Challenge - Gather all lines in the entries that include the word "write".

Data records
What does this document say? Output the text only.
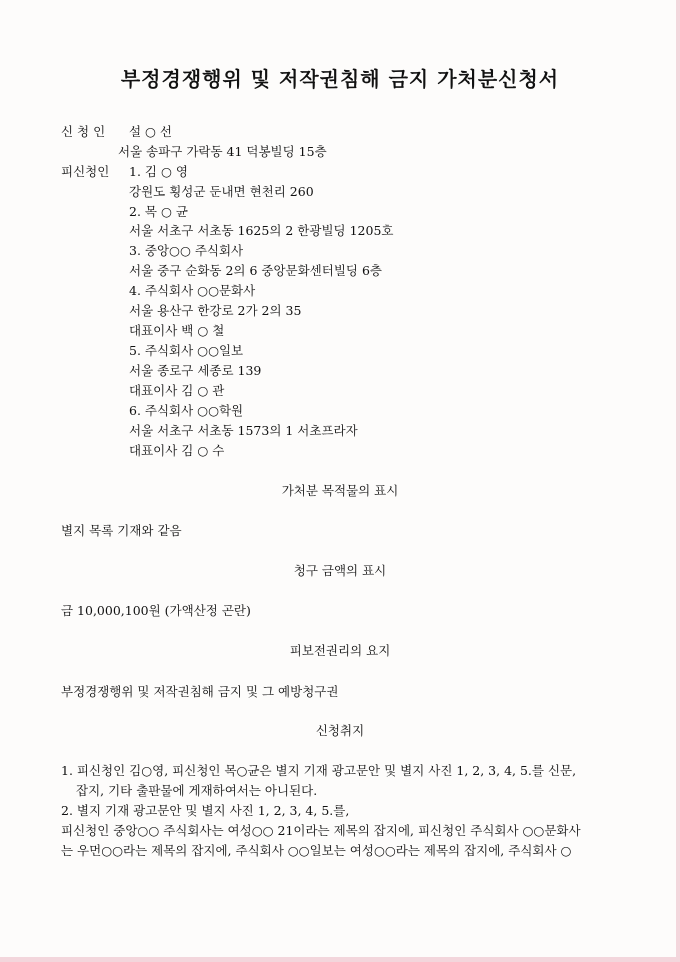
부정경쟁행위 및 저작권침해 금지 가처분신청서
신 청 인 설 ○ 선
서울 송파구 가락동 41 덕봉빌딩 15층
피신청인 1. 김 ○ 영
강원도 횡성군 둔내면 현천리 260
2. 목 ○ 균
서울 서초구 서초동 1625의 2 한광빌딩 1205호
3. 중앙○○ 주식회사
서울 중구 순화동 2의 6 중앙문화센터빌딩 6층
4. 주식회사 ○○문화사
서울 용산구 한강로 2가 2의 35
대표이사 백 ○ 철
5. 주식회사 ○○일보
서울 종로구 세종로 139
대표이사 김 ○ 관
6. 주식회사 ○○학원
서울 서초구 서초동 1573의 1 서초프라자
대표이사 김 ○ 수
가처분 목적물의 표시
별지 목록 기재와 같음
청구 금액의 표시
금 10,000,100원 (가액산정 곤란)
피보전권리의 요지
부정경쟁행위 및 저작권침해 금지 및 그 예방청구권
신청취지
1. 피신청인 김○영, 피신청인 목○균은 별지 기재 광고문안 및 별지 사진 1, 2, 3, 4, 5.를 신문,
잡지, 기타 출판물에 게재하여서는 아니된다.
2. 별지 기재 광고문안 및 별지 사진 1, 2, 3, 4, 5.를,
피신청인 중앙○○ 주식회사는 여성○○ 21이라는 제목의 잡지에, 피신청인 주식회사 ○○문화사
는 우먼○○라는 제목의 잡지에, 주식회사 ○○일보는 여성○○라는 제목의 잡지에, 주식회사 ○
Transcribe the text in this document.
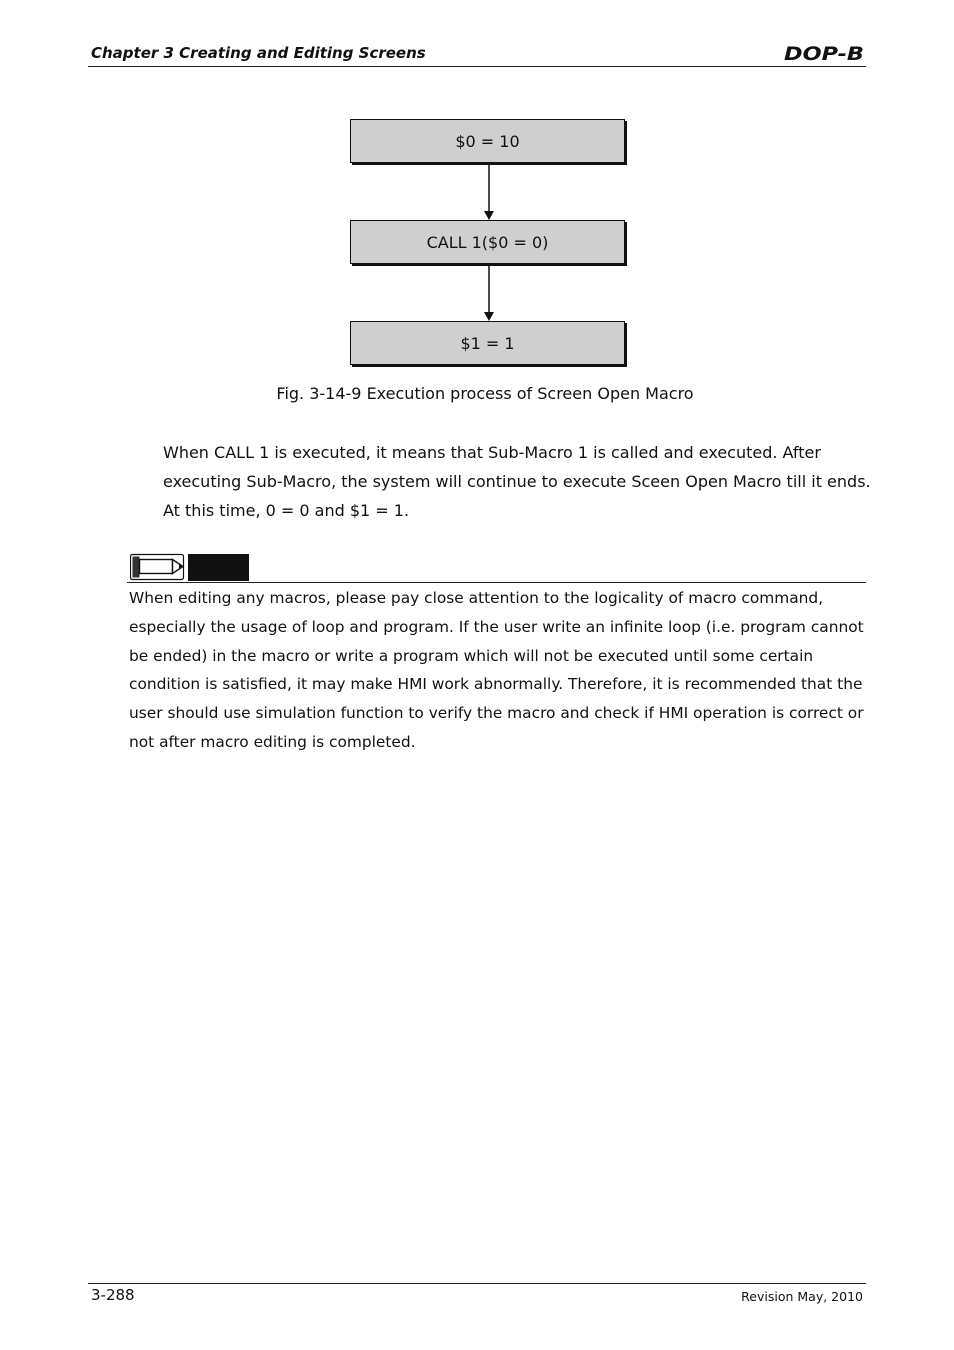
Chapter 3 Creating and Editing Screens	DOP-B
$0 = 10
CALL 1($0 = 0)
$1 = 1
Fig. 3-14-9 Execution process of Screen Open Macro
When CALL 1 is executed, it means that Sub-Macro 1 is called and executed. After
executing Sub-Macro, the system will continue to execute Sceen Open Macro till it ends.
At this time, 0 = 0 and $1 = 1.
When editing any macros, please pay close attention to the logicality of macro command,
especially the usage of loop and program. If the user write an infinite loop (i.e. program cannot
be ended) in the macro or write a program which will not be executed until some certain
condition is satisfied, it may make HMI work abnormally. Therefore, it is recommended that the
user should use simulation function to verify the macro and check if HMI operation is correct or
not after macro editing is completed.
3-288	Revision May, 2010
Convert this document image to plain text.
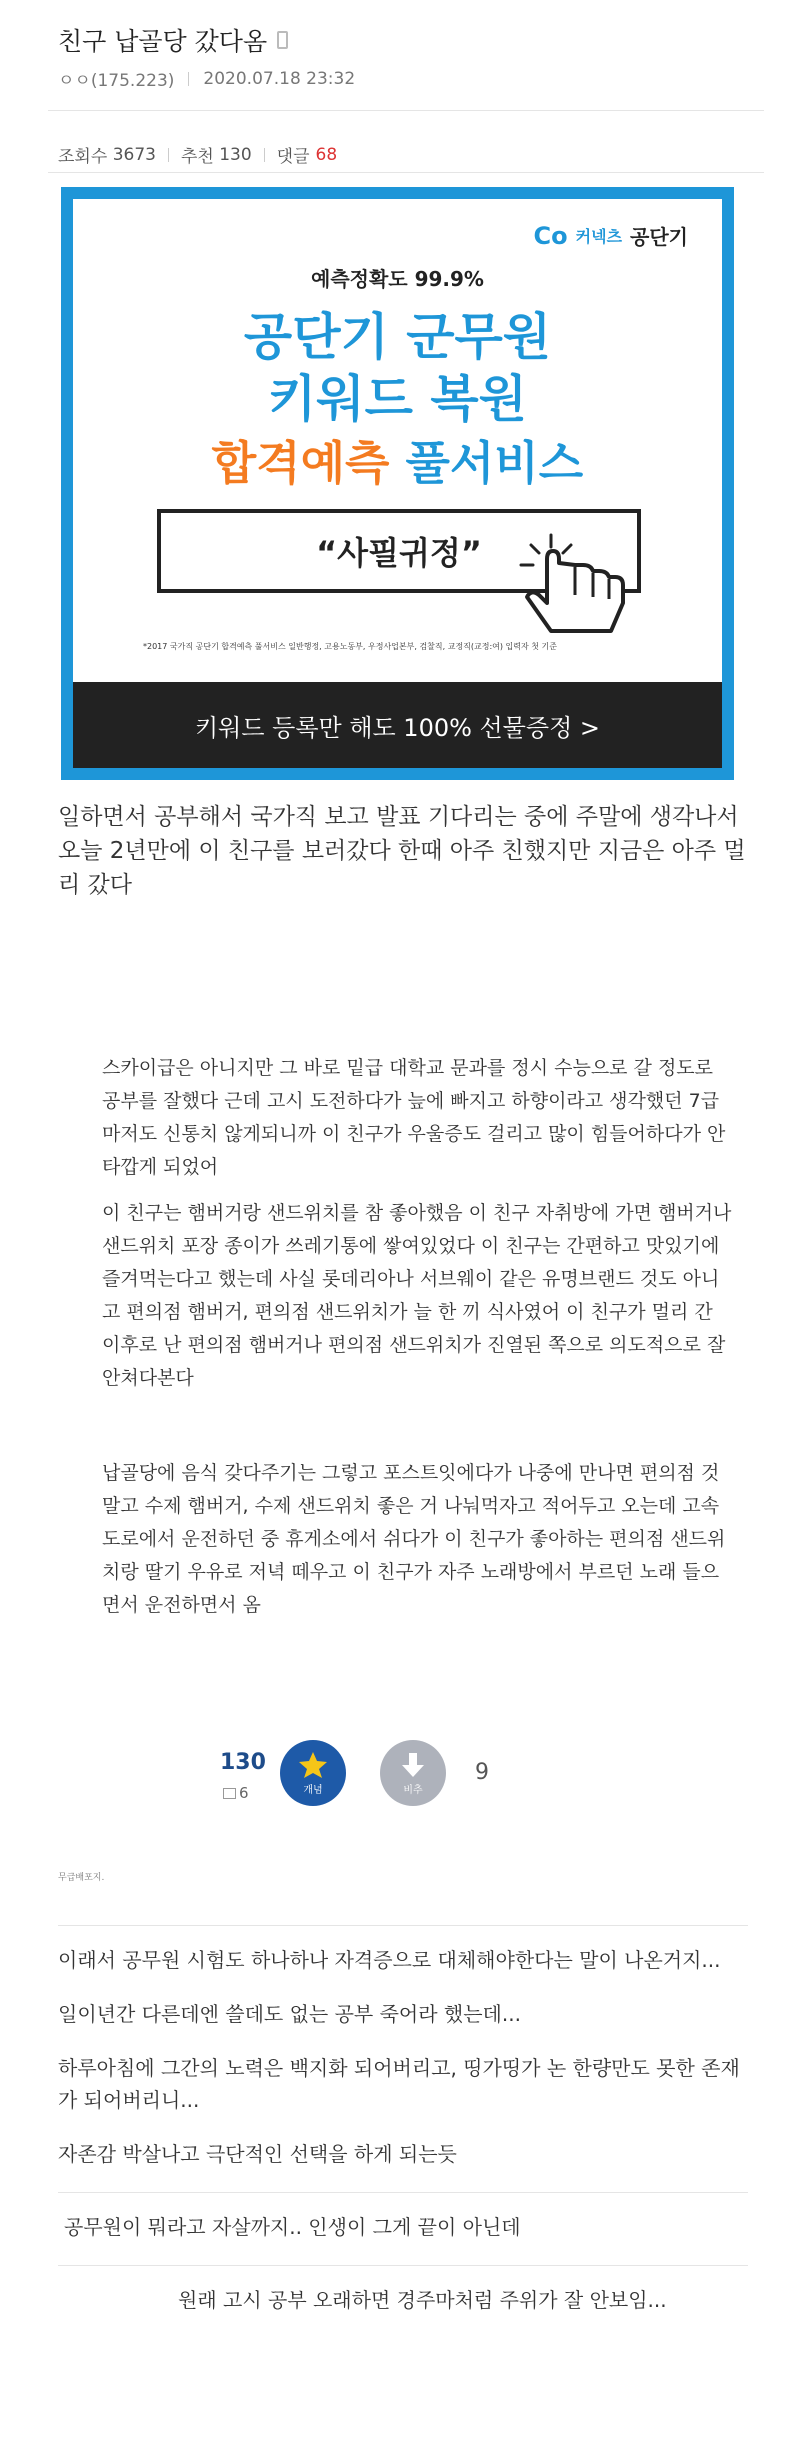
친구 납골당 갔다옴
ㅇㅇ(175.223) 2020.07.18 23:32
조회수
3673 추천
130 댓글 68
Co 커넥츠 공단기
예측정확도 99.9%
공단기 군무원
키워드 복원
합격예측 풀서비스
“사필귀정”
*2017 국가직 공단기 합격예측 풀서비스 일반행정, 고용노동부, 우정사업본부, 검찰직, 교정직(교정:여) 입력자 첫 기준
키워드 등록만 해도 100% 선물증정 >
일하면서 공부해서 국가직 보고 발표 기다리는 중에 주말에 생각나서 오늘 2년만에 이 친구를 보러갔다 한때 아주 친했지만 지금은 아주 멀리 갔다
스카이급은 아니지만 그 바로 밑급 대학교 문과를 정시 수능으로 갈 정도로 공부를 잘했다 근데 고시 도전하다가 늪에 빠지고 하향이라고 생각했던 7급마저도 신통치 않게되니까 이 친구가 우울증도 걸리고 많이 힘들어하다가 안타깝게 되었어
이 친구는 햄버거랑 샌드위치를 참 좋아했음 이 친구 자취방에 가면 햄버거나 샌드위치 포장 종이가 쓰레기통에 쌓여있었다 이 친구는 간편하고 맛있기에 즐겨먹는다고 했는데 사실 롯데리아나 서브웨이 같은 유명브랜드 것도 아니고 편의점 햄버거, 편의점 샌드위치가 늘 한 끼 식사였어 이 친구가 멀리 간 이후로 난 편의점 햄버거나 편의점 샌드위치가 진열된 쪽으로 의도적으로 잘 안쳐다본다
납골당에 음식 갖다주기는 그렇고 포스트잇에다가 나중에 만나면 편의점 것말고 수제 햄버거, 수제 샌드위치 좋은 거 나눠먹자고 적어두고 오는데 고속도로에서 운전하던 중 휴게소에서 쉬다가 이 친구가 좋아하는 편의점 샌드위치랑 딸기 우유로 저녁 떼우고 이 친구가 자주 노래방에서 부르던 노래 들으면서 운전하면서 옴
130
6	개념	비추
9
무급배포지.
이래서 공무원 시험도 하나하나 자격증으로 대체해야한다는 말이 나온거지...
일이년간 다른데엔 쓸데도 없는 공부 죽어라 했는데...
하루아침에 그간의 노력은 백지화 되어버리고, 띵가띵가 논 한량만도 못한 존재가 되어버리니...
자존감 박살나고 극단적인 선택을 하게 되는듯
공무원이 뭐라고 자살까지.. 인생이 그게 끝이 아닌데
원래 고시 공부 오래하면 경주마처럼 주위가 잘 안보임...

The result -
especially the usage of loop and program. If the user write an infinite loop (i.e. program cannot
be ended) in the macro or write a program which will not be executed until some certain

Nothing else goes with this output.